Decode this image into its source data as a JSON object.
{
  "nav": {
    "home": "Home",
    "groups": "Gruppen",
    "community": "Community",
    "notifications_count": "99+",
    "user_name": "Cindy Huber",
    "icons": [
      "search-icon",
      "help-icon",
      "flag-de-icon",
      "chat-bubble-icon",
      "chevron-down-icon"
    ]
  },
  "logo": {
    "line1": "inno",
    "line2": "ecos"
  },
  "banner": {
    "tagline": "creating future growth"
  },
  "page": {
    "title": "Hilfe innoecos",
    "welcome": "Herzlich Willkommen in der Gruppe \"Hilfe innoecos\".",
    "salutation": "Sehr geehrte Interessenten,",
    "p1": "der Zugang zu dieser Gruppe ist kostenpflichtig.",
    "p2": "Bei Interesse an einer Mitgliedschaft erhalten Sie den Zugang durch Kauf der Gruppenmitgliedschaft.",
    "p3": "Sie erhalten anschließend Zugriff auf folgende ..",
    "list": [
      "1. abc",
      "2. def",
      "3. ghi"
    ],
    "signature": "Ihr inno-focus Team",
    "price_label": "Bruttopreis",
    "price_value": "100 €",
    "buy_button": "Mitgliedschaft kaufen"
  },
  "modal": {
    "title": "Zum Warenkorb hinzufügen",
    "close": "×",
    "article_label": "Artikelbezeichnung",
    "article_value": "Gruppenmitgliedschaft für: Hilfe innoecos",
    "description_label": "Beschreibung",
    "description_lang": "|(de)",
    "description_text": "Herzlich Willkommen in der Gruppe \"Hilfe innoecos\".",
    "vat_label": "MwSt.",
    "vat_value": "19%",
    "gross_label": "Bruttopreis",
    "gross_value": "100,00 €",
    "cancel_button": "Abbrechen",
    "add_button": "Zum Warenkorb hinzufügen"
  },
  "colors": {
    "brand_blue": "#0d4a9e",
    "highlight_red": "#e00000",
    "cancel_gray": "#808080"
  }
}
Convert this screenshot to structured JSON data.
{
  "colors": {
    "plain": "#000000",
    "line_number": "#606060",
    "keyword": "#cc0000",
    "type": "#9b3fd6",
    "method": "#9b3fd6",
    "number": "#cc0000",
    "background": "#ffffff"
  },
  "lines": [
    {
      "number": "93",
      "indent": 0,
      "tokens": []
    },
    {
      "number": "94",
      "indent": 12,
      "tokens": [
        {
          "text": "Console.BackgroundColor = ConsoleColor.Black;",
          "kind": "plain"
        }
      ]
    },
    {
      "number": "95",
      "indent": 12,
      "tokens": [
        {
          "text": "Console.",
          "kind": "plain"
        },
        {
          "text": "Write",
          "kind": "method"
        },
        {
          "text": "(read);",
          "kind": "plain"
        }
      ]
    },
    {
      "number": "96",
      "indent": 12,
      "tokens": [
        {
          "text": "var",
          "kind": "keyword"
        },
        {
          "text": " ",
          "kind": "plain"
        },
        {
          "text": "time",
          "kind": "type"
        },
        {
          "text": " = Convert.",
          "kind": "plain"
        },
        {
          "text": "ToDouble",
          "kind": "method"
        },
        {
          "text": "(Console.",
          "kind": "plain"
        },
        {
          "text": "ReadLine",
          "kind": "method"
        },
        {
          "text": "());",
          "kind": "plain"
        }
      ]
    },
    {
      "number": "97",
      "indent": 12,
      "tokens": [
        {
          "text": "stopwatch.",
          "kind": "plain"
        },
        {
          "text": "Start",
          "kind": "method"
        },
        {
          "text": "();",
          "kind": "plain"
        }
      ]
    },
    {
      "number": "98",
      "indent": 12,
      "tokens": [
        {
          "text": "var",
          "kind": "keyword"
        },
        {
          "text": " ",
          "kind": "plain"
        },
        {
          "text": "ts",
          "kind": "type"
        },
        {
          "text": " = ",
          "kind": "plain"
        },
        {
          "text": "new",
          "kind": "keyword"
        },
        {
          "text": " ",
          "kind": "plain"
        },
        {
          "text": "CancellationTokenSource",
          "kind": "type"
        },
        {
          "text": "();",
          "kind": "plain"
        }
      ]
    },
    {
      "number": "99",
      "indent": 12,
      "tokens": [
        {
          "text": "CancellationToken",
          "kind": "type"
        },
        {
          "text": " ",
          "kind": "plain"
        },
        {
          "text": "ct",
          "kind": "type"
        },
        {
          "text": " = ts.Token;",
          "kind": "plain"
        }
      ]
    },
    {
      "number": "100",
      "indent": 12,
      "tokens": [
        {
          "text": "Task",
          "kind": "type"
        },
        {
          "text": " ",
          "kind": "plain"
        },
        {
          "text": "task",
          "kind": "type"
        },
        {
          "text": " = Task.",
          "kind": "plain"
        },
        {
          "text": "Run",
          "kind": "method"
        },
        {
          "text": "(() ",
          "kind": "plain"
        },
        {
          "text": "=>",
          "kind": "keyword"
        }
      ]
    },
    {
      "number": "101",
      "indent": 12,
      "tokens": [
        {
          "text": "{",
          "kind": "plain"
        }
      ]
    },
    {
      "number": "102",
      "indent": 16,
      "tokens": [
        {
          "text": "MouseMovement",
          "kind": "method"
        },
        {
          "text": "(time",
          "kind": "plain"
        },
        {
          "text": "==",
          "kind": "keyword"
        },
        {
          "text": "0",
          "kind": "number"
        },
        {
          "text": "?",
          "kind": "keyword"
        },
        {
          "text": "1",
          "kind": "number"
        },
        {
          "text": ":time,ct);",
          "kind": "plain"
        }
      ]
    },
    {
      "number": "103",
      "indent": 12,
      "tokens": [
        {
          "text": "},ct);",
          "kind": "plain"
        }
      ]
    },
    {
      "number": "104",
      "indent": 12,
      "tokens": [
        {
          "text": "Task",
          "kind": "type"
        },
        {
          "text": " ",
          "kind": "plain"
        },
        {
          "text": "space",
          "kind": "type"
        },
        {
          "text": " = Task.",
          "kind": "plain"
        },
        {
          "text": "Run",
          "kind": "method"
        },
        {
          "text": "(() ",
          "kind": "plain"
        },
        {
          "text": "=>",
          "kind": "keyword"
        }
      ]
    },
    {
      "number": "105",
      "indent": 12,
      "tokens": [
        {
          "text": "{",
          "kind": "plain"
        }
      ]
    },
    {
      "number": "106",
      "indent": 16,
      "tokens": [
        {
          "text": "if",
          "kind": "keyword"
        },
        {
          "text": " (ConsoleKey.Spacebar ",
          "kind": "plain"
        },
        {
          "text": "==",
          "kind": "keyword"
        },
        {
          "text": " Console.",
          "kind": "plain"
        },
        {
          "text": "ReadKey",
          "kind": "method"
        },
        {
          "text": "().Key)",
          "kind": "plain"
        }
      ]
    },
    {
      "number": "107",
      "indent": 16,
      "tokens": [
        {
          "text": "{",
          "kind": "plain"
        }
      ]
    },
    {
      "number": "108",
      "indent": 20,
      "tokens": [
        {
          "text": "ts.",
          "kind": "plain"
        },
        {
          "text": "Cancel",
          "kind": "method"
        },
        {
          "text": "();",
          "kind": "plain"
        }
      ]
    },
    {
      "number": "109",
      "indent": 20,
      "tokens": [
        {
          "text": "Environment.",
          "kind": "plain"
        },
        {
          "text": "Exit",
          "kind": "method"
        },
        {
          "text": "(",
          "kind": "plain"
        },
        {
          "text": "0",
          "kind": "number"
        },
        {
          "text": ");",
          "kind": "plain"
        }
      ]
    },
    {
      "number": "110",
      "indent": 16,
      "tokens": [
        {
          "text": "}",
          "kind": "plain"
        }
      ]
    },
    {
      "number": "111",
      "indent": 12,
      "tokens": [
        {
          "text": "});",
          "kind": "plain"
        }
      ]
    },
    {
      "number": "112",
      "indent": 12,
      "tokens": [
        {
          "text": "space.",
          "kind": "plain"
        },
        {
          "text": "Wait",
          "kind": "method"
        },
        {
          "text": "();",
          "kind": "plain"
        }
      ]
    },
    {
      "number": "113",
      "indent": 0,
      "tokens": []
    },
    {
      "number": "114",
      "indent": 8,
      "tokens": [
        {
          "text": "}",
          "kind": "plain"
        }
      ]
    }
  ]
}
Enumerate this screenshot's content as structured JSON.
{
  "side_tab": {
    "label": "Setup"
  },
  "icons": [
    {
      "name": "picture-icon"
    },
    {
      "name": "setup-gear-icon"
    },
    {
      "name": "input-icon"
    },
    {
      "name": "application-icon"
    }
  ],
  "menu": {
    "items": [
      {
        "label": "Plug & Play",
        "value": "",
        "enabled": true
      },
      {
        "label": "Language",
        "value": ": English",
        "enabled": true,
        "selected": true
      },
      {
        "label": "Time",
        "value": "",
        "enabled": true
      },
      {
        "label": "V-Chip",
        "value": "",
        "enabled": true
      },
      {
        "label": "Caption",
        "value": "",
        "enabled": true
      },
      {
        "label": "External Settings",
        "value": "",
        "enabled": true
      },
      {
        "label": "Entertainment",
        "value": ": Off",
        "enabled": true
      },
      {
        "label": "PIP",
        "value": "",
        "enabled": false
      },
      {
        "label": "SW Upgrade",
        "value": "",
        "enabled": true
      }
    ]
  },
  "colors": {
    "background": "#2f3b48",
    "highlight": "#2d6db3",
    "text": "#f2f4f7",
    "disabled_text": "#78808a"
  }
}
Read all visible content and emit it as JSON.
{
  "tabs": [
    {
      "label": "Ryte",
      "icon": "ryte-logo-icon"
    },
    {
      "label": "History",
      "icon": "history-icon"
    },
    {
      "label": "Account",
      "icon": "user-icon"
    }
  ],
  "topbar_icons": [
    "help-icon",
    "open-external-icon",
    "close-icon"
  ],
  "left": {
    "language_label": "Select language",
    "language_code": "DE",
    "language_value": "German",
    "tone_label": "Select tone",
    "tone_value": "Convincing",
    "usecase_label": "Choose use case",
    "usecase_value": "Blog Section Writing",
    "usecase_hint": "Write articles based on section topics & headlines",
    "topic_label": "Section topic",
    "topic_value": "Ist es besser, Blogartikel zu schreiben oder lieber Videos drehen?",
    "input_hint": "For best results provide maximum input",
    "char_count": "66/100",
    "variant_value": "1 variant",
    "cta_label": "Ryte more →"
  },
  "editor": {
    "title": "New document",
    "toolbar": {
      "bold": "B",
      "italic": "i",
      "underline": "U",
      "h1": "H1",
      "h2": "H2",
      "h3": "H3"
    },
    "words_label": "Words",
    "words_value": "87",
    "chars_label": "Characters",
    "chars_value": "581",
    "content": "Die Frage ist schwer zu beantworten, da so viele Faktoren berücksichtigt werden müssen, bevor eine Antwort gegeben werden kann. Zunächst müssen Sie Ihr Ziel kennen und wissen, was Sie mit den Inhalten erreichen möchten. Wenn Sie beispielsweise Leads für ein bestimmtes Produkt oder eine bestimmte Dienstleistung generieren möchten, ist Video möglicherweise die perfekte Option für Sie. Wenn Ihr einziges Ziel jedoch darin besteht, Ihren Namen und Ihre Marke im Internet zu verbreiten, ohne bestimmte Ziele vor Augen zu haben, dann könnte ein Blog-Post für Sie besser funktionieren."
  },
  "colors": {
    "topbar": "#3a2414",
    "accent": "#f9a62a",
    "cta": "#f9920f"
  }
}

++++++++

*EXERCISE GOAL*.
Count the lines in the entries that hold the word "erhalten", and give nothing but the total.

*OUTPUT*.
2